Given instruction:
Extract every line that contains the string "JSON".

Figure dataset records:
★ ★ ★ ★ ★ ★ ★
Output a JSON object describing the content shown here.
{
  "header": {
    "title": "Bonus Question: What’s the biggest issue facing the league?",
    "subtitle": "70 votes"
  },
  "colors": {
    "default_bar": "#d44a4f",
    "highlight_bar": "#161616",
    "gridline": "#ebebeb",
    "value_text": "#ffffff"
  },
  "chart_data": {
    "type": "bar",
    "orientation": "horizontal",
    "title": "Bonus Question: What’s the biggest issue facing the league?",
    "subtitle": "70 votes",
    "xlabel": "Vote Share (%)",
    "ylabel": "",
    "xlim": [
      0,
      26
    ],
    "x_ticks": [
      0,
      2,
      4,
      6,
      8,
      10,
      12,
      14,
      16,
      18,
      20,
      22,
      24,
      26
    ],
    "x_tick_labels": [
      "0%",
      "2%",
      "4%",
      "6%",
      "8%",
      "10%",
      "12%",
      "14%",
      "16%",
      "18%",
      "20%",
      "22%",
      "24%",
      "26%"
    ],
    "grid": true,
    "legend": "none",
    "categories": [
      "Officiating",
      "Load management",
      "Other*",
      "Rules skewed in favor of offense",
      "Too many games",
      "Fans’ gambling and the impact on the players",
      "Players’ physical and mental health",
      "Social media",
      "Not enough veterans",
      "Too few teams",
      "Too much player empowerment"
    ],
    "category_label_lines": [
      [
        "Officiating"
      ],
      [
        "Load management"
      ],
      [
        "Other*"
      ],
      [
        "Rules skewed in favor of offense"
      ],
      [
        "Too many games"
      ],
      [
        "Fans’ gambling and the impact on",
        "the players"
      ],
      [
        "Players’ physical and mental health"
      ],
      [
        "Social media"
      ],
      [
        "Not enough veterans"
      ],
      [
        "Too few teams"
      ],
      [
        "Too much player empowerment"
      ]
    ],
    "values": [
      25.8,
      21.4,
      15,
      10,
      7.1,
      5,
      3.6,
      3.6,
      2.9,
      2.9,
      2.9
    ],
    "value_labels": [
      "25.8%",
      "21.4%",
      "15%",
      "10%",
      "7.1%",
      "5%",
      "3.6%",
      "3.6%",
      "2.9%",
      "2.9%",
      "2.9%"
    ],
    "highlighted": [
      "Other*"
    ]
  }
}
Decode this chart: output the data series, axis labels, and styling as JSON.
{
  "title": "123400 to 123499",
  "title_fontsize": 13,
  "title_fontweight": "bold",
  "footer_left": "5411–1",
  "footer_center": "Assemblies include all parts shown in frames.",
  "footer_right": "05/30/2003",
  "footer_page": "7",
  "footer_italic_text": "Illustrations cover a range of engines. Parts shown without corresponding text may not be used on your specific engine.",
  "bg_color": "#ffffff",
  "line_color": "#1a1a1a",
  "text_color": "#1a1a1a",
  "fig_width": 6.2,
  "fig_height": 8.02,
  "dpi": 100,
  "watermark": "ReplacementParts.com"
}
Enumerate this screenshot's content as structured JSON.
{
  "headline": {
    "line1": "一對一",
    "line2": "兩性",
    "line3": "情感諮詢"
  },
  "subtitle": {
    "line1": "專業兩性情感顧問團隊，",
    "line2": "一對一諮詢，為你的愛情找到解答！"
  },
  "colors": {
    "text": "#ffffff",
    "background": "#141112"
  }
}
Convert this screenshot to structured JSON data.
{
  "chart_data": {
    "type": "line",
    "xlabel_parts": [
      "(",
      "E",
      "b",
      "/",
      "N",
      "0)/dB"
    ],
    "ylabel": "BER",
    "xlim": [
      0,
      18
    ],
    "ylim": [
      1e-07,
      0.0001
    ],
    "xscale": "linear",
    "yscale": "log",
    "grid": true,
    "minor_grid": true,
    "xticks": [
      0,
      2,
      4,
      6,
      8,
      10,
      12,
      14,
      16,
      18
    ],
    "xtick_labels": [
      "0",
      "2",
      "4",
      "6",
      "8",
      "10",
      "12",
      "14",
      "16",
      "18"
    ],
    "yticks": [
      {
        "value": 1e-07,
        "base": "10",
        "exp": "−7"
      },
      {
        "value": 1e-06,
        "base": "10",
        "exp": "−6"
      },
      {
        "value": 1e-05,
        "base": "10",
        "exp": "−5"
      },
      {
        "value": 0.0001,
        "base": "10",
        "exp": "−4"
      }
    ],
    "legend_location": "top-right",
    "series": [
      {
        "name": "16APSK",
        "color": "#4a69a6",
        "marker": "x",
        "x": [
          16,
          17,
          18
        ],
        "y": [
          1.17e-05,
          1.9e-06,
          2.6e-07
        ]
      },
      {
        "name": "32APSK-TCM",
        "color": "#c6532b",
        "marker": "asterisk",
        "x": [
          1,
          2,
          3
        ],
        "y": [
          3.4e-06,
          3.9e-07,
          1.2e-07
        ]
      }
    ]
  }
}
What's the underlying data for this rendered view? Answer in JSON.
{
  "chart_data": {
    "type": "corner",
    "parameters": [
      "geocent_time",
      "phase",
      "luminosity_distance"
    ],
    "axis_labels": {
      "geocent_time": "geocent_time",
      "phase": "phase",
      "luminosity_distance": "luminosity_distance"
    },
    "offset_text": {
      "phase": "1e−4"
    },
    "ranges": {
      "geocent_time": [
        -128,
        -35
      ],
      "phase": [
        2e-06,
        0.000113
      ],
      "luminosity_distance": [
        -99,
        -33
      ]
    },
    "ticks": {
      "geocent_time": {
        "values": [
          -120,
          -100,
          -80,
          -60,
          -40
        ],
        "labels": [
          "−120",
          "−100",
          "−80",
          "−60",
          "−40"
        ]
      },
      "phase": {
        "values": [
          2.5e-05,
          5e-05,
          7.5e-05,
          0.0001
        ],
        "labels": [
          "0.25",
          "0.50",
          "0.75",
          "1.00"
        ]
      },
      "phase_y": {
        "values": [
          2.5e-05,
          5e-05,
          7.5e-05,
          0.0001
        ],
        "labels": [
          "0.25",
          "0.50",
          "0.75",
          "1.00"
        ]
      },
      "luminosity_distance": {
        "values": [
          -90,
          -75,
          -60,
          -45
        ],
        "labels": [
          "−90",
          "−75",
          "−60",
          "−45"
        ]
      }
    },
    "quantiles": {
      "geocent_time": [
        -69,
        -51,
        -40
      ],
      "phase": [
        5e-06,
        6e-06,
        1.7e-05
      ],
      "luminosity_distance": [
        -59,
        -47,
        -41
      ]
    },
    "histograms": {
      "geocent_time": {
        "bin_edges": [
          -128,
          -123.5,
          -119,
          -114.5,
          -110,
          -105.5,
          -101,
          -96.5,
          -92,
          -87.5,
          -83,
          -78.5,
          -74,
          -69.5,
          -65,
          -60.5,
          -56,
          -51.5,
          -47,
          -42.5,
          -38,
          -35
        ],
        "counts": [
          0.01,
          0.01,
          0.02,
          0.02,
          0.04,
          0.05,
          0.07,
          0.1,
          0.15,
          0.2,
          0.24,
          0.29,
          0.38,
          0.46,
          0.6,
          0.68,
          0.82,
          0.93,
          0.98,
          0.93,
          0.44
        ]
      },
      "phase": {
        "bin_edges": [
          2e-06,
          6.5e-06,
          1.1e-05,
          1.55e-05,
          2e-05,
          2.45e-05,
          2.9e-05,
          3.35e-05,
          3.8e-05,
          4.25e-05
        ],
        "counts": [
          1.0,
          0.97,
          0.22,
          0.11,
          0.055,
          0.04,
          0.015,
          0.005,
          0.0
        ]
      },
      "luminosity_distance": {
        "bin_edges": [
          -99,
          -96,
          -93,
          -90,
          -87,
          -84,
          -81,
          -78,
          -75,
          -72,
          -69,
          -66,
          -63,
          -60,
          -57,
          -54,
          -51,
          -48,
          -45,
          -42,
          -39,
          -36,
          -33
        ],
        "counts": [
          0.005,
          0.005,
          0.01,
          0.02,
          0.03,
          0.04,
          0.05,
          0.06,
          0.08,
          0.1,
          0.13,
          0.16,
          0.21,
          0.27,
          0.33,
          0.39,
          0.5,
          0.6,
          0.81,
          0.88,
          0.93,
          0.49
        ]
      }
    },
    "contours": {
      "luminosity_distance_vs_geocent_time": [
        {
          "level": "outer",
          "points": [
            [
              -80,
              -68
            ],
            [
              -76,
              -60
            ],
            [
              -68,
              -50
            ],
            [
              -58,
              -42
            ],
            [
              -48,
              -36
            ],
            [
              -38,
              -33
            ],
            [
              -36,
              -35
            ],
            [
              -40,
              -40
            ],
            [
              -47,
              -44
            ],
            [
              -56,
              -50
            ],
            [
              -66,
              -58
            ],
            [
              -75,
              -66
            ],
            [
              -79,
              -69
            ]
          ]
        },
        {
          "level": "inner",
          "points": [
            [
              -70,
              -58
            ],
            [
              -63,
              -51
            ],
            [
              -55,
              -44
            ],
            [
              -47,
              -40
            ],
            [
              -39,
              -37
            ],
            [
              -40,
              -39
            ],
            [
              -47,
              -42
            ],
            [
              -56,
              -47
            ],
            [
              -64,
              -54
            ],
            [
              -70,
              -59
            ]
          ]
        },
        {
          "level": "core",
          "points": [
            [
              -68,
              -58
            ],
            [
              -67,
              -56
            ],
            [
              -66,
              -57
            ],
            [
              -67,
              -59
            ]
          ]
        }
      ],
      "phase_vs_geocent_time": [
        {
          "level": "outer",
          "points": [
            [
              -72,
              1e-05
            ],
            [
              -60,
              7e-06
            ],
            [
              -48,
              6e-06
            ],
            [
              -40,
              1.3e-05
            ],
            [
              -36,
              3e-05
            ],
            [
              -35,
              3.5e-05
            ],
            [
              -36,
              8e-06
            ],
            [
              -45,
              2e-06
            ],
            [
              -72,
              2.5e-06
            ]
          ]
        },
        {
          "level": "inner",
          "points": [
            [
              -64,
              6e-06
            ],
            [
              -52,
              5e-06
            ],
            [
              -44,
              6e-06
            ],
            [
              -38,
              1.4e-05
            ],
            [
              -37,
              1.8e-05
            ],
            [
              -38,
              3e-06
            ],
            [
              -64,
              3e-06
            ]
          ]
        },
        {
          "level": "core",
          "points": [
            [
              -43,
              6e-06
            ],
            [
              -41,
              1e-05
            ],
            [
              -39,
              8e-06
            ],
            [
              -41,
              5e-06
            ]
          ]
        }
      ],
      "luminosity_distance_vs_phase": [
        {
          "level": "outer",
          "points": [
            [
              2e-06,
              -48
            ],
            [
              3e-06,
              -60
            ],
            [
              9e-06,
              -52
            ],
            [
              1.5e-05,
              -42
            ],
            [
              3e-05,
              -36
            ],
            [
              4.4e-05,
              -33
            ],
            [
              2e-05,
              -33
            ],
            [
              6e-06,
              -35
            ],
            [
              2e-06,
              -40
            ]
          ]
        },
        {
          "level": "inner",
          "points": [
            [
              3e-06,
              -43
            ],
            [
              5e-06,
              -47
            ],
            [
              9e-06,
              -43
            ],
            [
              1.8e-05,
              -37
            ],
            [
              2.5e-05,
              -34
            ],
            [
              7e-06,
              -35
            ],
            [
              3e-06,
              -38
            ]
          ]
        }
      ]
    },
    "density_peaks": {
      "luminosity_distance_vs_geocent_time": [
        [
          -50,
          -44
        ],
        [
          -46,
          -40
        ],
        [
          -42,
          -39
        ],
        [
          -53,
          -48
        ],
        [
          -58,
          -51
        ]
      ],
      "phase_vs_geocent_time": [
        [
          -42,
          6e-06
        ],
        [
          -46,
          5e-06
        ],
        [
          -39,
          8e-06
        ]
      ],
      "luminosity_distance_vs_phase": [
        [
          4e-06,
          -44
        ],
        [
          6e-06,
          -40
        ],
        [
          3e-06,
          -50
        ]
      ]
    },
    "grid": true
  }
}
★ ★ ★ ★ ★ ★ ★
Task answer:
Output a JSON object describing the content shown here.
Decode this chart: output the data series, axis labels, and styling as JSON.
Enumerate this screenshot's content as structured JSON.
Convert this screenshot to structured JSON data.
What's the underlying data for this rendered view? Answer in JSON.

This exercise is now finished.